[Records from a data collection]

#####

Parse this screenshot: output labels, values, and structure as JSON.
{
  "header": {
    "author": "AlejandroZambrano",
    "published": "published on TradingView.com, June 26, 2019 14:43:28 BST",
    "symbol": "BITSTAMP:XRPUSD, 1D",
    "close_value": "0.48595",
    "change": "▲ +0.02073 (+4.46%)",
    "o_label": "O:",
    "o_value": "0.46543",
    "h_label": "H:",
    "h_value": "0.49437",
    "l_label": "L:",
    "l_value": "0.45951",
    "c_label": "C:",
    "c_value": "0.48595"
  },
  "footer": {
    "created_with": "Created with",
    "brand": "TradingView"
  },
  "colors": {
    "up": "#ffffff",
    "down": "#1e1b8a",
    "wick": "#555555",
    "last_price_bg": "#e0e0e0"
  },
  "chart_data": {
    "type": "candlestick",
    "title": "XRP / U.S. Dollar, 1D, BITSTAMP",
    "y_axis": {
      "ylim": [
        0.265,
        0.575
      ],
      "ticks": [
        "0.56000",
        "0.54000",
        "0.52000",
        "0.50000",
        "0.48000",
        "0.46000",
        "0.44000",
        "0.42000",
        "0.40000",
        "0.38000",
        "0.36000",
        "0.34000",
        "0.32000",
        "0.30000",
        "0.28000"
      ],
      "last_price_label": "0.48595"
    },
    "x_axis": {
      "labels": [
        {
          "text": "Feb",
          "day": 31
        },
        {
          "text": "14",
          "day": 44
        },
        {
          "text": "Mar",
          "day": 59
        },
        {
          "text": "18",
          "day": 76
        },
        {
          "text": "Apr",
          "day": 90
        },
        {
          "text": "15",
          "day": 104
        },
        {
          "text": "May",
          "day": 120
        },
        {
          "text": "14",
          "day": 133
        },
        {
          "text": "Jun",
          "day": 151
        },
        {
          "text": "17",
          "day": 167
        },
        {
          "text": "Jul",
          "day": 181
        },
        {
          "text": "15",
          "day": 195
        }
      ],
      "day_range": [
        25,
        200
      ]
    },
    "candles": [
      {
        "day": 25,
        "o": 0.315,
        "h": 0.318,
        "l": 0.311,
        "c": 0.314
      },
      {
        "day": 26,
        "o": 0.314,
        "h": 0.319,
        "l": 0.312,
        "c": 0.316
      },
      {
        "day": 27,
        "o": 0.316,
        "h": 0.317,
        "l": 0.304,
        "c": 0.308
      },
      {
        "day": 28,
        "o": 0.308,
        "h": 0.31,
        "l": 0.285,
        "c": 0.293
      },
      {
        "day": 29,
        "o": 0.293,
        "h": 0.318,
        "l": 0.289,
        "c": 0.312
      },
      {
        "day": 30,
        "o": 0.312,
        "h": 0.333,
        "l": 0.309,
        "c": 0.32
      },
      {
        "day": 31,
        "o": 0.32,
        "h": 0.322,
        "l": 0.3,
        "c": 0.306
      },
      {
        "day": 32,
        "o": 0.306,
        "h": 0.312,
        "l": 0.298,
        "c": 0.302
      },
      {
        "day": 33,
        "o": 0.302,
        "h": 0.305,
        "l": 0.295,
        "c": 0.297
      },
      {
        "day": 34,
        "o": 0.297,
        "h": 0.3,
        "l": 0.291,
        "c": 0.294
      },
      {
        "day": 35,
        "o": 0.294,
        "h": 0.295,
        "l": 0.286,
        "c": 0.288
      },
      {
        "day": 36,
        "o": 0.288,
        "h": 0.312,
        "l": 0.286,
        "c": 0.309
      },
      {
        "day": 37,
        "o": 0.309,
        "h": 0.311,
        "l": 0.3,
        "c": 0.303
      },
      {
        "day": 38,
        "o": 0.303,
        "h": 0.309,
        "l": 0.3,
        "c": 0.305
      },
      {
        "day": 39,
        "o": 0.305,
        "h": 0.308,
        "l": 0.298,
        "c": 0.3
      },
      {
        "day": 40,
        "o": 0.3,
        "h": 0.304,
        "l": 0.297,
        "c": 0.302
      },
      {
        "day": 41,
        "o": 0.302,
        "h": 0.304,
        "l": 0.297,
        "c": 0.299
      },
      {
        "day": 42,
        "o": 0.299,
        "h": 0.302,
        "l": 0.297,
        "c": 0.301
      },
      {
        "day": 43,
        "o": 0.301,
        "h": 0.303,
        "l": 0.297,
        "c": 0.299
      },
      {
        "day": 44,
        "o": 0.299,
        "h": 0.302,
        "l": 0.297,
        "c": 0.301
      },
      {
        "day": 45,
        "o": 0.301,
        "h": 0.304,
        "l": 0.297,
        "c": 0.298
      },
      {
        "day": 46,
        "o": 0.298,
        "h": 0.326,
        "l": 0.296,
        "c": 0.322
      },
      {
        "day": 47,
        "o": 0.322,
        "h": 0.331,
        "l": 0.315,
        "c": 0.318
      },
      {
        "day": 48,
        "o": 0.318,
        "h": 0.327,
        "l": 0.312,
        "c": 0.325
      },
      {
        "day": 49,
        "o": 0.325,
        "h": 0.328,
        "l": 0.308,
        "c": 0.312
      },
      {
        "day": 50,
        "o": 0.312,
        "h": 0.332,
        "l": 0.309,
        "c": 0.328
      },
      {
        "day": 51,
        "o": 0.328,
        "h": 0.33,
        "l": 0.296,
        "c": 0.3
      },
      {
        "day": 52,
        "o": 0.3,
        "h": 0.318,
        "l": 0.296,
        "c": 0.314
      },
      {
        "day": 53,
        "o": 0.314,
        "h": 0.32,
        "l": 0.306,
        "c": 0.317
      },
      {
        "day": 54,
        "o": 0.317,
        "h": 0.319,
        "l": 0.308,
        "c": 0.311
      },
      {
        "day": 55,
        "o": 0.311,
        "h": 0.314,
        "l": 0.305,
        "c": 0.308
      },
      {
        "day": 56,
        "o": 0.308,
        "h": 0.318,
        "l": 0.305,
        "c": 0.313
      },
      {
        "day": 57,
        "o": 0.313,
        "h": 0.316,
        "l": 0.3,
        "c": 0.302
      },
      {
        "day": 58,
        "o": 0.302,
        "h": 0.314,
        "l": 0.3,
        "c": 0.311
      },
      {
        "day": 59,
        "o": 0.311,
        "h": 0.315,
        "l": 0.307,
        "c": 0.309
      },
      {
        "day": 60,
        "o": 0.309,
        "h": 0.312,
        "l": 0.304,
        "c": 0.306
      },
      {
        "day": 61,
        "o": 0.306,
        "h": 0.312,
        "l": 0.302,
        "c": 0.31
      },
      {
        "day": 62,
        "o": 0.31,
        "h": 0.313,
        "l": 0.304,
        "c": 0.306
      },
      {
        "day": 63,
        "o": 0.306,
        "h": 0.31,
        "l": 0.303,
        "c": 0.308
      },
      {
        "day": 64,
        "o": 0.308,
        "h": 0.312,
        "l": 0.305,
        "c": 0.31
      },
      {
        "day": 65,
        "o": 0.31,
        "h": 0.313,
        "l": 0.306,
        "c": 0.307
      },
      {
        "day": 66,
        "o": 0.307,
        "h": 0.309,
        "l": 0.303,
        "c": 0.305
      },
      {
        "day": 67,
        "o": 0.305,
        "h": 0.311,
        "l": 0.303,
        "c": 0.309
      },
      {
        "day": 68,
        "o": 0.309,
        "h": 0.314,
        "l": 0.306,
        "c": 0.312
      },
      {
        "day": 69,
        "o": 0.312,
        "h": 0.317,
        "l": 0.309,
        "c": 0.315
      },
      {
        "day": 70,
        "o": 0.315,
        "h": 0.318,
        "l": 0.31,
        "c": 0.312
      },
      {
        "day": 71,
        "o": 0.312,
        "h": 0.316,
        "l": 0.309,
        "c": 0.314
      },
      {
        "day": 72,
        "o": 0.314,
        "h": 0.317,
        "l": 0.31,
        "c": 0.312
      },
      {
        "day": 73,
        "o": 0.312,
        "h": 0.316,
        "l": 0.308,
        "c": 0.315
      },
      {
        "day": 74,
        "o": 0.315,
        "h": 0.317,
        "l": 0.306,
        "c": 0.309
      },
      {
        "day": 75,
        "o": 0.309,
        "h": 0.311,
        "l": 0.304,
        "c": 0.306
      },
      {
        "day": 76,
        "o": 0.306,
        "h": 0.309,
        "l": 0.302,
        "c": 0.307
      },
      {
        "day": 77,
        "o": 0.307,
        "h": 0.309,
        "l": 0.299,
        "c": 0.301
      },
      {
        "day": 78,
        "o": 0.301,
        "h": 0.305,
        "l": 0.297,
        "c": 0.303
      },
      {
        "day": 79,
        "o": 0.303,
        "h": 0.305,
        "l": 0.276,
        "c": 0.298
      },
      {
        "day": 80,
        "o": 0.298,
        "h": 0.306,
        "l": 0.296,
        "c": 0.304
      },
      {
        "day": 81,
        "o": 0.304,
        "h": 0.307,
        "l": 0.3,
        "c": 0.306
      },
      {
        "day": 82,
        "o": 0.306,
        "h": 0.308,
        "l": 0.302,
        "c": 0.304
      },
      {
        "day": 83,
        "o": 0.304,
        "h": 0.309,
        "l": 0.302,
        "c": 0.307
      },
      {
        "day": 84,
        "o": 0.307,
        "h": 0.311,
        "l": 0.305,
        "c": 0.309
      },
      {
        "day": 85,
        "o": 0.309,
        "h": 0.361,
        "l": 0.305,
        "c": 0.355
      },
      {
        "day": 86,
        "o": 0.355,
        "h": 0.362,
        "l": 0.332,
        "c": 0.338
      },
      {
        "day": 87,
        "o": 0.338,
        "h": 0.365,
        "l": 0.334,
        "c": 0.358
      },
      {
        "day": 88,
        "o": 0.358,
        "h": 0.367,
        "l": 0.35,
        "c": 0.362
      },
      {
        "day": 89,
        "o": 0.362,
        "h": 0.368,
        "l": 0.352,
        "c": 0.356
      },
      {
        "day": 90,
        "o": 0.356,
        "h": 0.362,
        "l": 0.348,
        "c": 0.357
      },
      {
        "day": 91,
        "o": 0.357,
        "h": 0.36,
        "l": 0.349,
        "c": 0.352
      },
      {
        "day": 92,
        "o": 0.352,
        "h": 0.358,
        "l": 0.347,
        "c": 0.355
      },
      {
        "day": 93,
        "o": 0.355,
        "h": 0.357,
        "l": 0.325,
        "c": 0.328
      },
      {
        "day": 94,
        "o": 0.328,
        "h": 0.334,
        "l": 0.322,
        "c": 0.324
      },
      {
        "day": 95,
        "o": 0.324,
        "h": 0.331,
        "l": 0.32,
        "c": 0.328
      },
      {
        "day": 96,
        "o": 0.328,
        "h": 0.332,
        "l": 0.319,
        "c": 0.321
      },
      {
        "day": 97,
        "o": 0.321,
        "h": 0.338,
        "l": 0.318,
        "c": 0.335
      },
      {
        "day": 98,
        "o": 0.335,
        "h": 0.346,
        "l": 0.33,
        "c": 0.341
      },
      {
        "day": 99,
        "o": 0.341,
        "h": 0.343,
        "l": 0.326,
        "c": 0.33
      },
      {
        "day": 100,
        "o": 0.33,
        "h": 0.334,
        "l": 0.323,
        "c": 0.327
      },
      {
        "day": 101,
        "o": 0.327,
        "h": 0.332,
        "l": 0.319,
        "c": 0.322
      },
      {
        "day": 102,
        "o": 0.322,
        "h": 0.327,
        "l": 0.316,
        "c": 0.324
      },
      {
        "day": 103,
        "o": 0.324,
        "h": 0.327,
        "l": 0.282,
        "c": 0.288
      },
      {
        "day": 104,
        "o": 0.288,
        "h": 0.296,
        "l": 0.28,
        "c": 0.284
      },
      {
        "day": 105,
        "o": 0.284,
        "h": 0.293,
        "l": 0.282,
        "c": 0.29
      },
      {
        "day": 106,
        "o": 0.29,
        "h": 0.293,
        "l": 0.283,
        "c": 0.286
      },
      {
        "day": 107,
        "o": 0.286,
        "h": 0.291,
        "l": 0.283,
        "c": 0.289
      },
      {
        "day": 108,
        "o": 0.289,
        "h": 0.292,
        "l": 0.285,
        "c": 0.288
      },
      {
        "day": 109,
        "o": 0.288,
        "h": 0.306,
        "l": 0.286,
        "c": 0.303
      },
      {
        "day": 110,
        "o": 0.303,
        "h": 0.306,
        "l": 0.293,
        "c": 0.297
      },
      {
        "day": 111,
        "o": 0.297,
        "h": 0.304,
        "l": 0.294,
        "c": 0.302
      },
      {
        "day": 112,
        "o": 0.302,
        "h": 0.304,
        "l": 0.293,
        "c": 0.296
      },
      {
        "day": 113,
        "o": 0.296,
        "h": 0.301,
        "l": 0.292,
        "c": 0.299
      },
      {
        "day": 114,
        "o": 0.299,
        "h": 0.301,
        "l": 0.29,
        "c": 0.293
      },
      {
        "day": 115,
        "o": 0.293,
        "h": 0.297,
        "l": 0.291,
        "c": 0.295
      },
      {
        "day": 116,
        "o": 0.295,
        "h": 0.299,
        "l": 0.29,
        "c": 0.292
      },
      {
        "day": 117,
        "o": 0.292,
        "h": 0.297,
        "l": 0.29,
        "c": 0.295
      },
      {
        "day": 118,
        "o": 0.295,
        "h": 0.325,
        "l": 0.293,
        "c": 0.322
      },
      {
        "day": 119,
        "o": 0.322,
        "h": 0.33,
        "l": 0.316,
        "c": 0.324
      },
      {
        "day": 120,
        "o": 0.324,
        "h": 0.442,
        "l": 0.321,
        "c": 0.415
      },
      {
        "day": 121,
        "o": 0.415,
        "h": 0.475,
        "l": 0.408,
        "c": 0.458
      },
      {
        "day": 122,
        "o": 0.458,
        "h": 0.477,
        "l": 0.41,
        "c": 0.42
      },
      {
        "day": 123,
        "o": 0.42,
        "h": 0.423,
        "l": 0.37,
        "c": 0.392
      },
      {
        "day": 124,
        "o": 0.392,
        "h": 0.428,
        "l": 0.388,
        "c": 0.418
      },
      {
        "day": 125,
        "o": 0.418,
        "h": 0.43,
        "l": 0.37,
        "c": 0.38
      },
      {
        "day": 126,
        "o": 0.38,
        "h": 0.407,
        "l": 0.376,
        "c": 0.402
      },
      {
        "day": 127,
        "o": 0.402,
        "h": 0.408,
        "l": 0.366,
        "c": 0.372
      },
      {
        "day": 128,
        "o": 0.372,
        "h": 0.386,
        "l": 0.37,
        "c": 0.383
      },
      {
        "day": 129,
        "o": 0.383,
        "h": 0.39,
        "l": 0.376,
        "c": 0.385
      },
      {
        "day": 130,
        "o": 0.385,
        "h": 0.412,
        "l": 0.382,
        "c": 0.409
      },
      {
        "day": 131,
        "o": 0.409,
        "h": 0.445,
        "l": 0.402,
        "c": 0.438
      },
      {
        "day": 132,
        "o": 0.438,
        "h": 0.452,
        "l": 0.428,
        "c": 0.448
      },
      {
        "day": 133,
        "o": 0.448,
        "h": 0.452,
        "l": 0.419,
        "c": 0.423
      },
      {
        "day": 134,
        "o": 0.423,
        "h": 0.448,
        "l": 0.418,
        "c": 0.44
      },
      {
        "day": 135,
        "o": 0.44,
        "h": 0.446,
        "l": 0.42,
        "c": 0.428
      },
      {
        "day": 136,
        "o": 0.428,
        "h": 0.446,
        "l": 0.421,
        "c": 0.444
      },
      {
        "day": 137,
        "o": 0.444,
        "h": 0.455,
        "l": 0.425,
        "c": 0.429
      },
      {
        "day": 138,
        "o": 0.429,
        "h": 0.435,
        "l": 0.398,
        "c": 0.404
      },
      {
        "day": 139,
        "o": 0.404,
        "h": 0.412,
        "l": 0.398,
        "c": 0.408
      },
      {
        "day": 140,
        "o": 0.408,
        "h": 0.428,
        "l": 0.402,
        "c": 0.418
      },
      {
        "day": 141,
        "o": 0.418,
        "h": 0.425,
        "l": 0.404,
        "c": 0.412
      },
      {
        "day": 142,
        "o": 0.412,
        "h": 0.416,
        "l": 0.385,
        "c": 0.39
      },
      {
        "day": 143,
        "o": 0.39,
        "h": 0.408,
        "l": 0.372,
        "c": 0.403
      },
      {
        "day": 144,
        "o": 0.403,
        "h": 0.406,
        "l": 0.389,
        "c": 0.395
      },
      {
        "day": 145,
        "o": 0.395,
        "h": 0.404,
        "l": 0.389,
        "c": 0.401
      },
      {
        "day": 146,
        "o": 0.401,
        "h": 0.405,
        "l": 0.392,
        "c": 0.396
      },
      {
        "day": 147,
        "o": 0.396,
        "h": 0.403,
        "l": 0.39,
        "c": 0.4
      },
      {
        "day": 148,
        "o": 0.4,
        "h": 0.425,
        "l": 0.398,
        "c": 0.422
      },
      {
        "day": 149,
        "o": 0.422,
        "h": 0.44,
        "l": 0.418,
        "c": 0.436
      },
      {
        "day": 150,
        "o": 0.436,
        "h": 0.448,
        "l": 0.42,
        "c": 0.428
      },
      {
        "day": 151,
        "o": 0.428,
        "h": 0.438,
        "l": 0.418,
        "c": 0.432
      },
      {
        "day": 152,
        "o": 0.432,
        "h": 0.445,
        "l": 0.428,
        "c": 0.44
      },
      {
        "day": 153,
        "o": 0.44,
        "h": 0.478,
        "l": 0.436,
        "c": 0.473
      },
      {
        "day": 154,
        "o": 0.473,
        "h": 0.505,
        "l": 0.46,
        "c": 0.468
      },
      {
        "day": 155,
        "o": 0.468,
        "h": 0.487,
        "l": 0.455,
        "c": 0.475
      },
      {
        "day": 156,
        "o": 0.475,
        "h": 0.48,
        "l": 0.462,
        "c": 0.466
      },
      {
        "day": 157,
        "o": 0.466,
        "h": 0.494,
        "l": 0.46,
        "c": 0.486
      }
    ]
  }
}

#####

Provide the count, and nothing else, of lines in the data above where the word "TradingView" occurs.

■ Answer to this problem ■
2